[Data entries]
+===+

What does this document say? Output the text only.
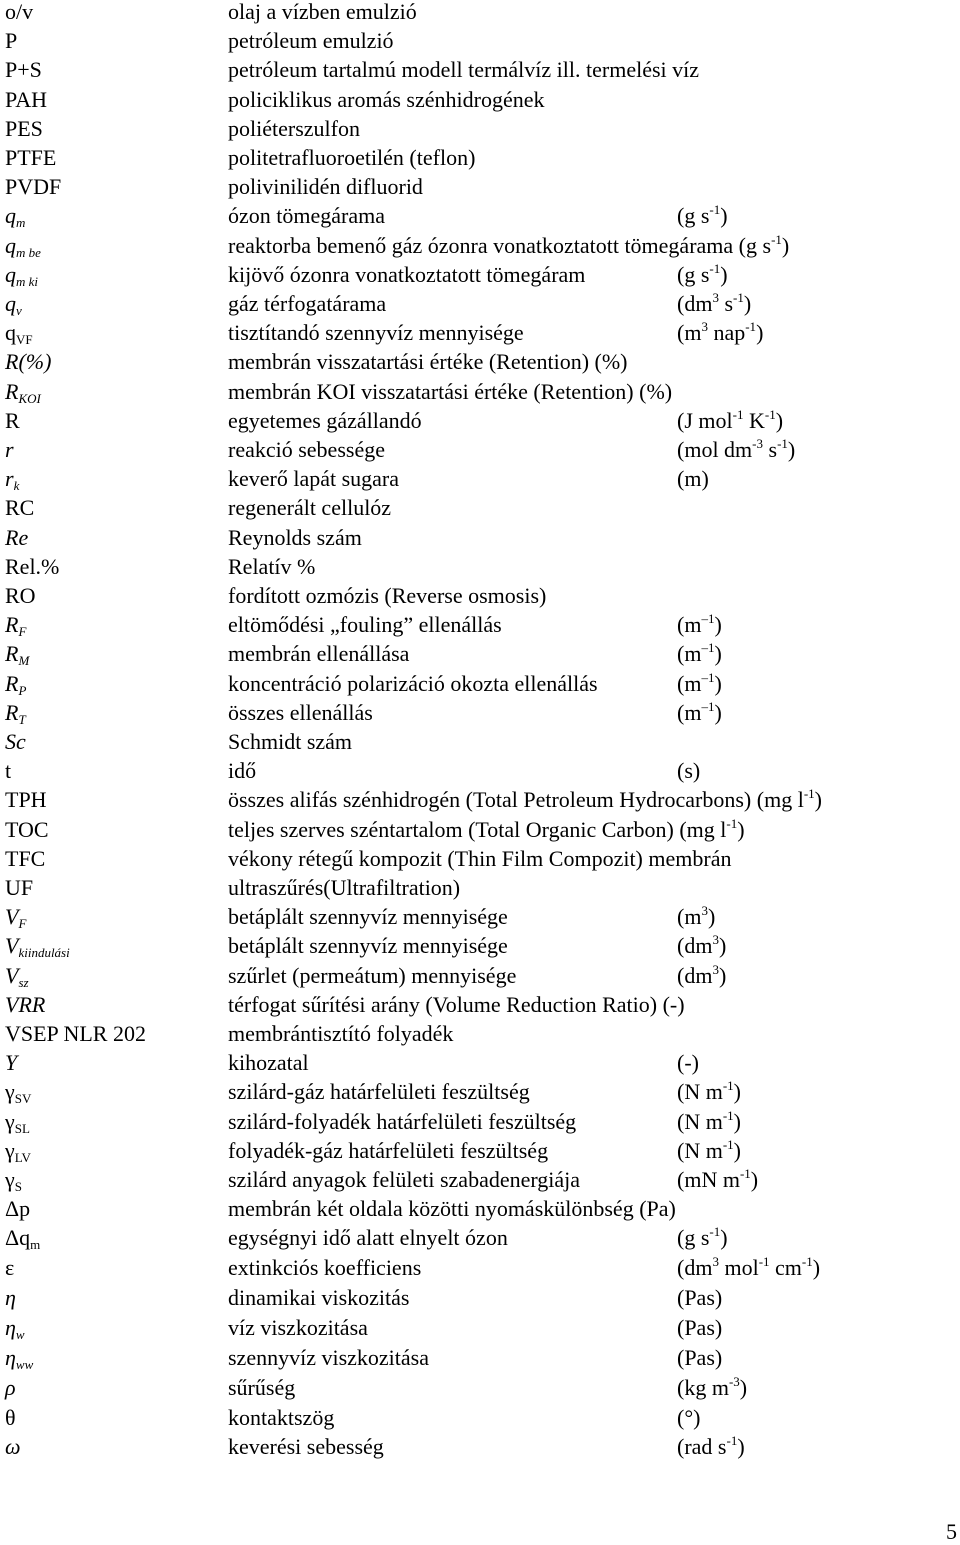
o/v	olaj a vízben emulzió
P	petróleum emulzió
P+S	petróleum tartalmú modell termálvíz ill. termelési víz
PAH	policiklikus aromás szénhidrogének
PES	poliéterszulfon
PTFE	politetrafluoroetilén (teflon)
PVDF	polivinilidén difluorid
$q_m$	ózon tömegárama	(g $s^{-1}$)
$q_{m be}$	reaktorba bemenő gáz ózonra vonatkoztatott tömegárama (g $s^{-1}$)
$q_{m ki}$	kijövő ózonra vonatkoztatott tömegáram	(g $s^{-1}$)
$q_v$	gáz térfogatárama	($dm^3$ $s^{-1}$)
$q_{VF}$	tisztítandó szennyvíz mennyisége	($m^3$ nap$^{-1}$)
R(%)	membrán visszatartási értéke (Retention) (%)
$R_{KOI}$	membrán KOI visszatartási értéke (Retention) (%)
R	egyetemes gázállandó	(J mol$^{-1}$ $K^{-1}$)
r	reakció sebessége	(mol $dm^{-3}$ $s^{-1}$)
$r_k$	keverő lapát sugara	(m)
RC	regenerált cellulóz
Re	Reynolds szám
Rel.%	Relatív %
RO	fordított ozmózis (Reverse osmosis)
$R_F$	eltömődési „fouling” ellenállás	$(m^{-1})$
$R_M$	membrán ellenállása	$(m^{-1})$
$R_P$	koncentráció polarizáció okozta ellenállás	$(m^{-1})$
$R_T$	összes ellenállás	$(m^{-1})$
Sc	Schmidt szám
t	idő	(s)
TPH	összes alifás szénhidrogén (Total Petroleum Hydrocarbons) (mg $l^{-1}$)
TOC	teljes szerves széntartalom (Total Organic Carbon) (mg $l^{-1}$)
TFC	vékony rétegű kompozit (Thin Film Compozit) membrán
UF	ultraszűrés(Ultrafiltration)
$V_F$	betáplált szennyvíz mennyisége	$(m^3)$
$V_{kiindulási}$	betáplált szennyvíz mennyisége	$(dm^3)$
$V_{sz}$	szűrlet (permeátum) mennyisége	$(dm^3)$
VRR	térfogat sűrítési arány (Volume Reduction Ratio) (-)
VSEP NLR 202	membrántisztító folyadék
Y	kihozatal	(-)
$\gamma_{SV}$	szilárd-gáz határfelületi feszültség	(N $m^{-1}$)
$\gamma_{SL}$	szilárd-folyadék határfelületi feszültség	(N $m^{-1}$)
$\gamma_{LV}$	folyadék-gáz határfelületi feszültség	(N $m^{-1}$)
$\gamma_S$	szilárd anyagok felületi szabadenergiája	(mN $m^{-1}$)
Δp	membrán két oldala közötti nyomáskülönbség (Pa)
$\Delta q_m$	egységnyi idő alatt elnyelt ózon	(g $s^{-1}$)
ε	extinkciós koefficiens	($dm^3$ mol$^{-1}$ $cm^{-1}$)
η	dinamikai viskozitás	(Pas)
$\eta_w$	víz viszkozitása	(Pas)
$\eta_{ww}$	szennyvíz viszkozitása	(Pas)
ρ	sűrűség	(kg $m^{-3}$)
θ	kontaktszög	(°)
ω	keverési sebesség	(rad $s^{-1}$)
5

+===+

Instruction » Restate the whole listing above exactly, please, omitting every image.

Written answer »
What does this document say? Output the text only.
o/v	olaj a vízben emulzió
P	petróleum emulzió
P+S	petróleum tartalmú modell termálvíz ill. termelési víz
PAH	policiklikus aromás szénhidrogének
PES	poliéterszulfon
PTFE	politetrafluoroetilén (teflon)
PVDF	polivinilidén difluorid
$q_m$	ózon tömegárama	(g $s^{-1}$)
$q_{m be}$	reaktorba bemenő gáz ózonra vonatkoztatott tömegárama (g $s^{-1}$)
$q_{m ki}$	kijövő ózonra vonatkoztatott tömegáram	(g $s^{-1}$)
$q_v$	gáz térfogatárama	($dm^3$ $s^{-1}$)
$q_{VF}$	tisztítandó szennyvíz mennyisége	($m^3$ nap$^{-1}$)
R(%)	membrán visszatartási értéke (Retention) (%)
$R_{KOI}$	membrán KOI visszatartási értéke (Retention) (%)
R	egyetemes gázállandó	(J mol$^{-1}$ $K^{-1}$)
r	reakció sebessége	(mol $dm^{-3}$ $s^{-1}$)
$r_k$	keverő lapát sugara	(m)
RC	regenerált cellulóz
Re	Reynolds szám
Rel.%	Relatív %
RO	fordított ozmózis (Reverse osmosis)
$R_F$	eltömődési „fouling” ellenállás	$(m^{-1})$
$R_M$	membrán ellenállása	$(m^{-1})$
$R_P$	koncentráció polarizáció okozta ellenállás	$(m^{-1})$
$R_T$	összes ellenállás	$(m^{-1})$
Sc	Schmidt szám
t	idő	(s)
TPH	összes alifás szénhidrogén (Total Petroleum Hydrocarbons) (mg $l^{-1}$)
TOC	teljes szerves széntartalom (Total Organic Carbon) (mg $l^{-1}$)
TFC	vékony rétegű kompozit (Thin Film Compozit) membrán
UF	ultraszűrés(Ultrafiltration)
$V_F$	betáplált szennyvíz mennyisége	$(m^3)$
$V_{kiindulási}$	betáplált szennyvíz mennyisége	$(dm^3)$
$V_{sz}$	szűrlet (permeátum) mennyisége	$(dm^3)$
VRR	térfogat sűrítési arány (Volume Reduction Ratio) (-)
VSEP NLR 202	membrántisztító folyadék
Y	kihozatal	(-)
$\gamma_{SV}$	szilárd-gáz határfelületi feszültség	(N $m^{-1}$)
$\gamma_{SL}$	szilárd-folyadék határfelületi feszültség	(N $m^{-1}$)
$\gamma_{LV}$	folyadék-gáz határfelületi feszültség	(N $m^{-1}$)
$\gamma_S$	szilárd anyagok felületi szabadenergiája	(mN $m^{-1}$)
Δp	membrán két oldala közötti nyomáskülönbség (Pa)
$\Delta q_m$	egységnyi idő alatt elnyelt ózon	(g $s^{-1}$)
ε	extinkciós koefficiens	($dm^3$ mol$^{-1}$ $cm^{-1}$)
η	dinamikai viskozitás	(Pas)
$\eta_w$	víz viszkozitása	(Pas)
$\eta_{ww}$	szennyvíz viszkozitása	(Pas)
ρ	sűrűség	(kg $m^{-3}$)
θ	kontaktszög	(°)
ω	keverési sebesség	(rad $s^{-1}$)
5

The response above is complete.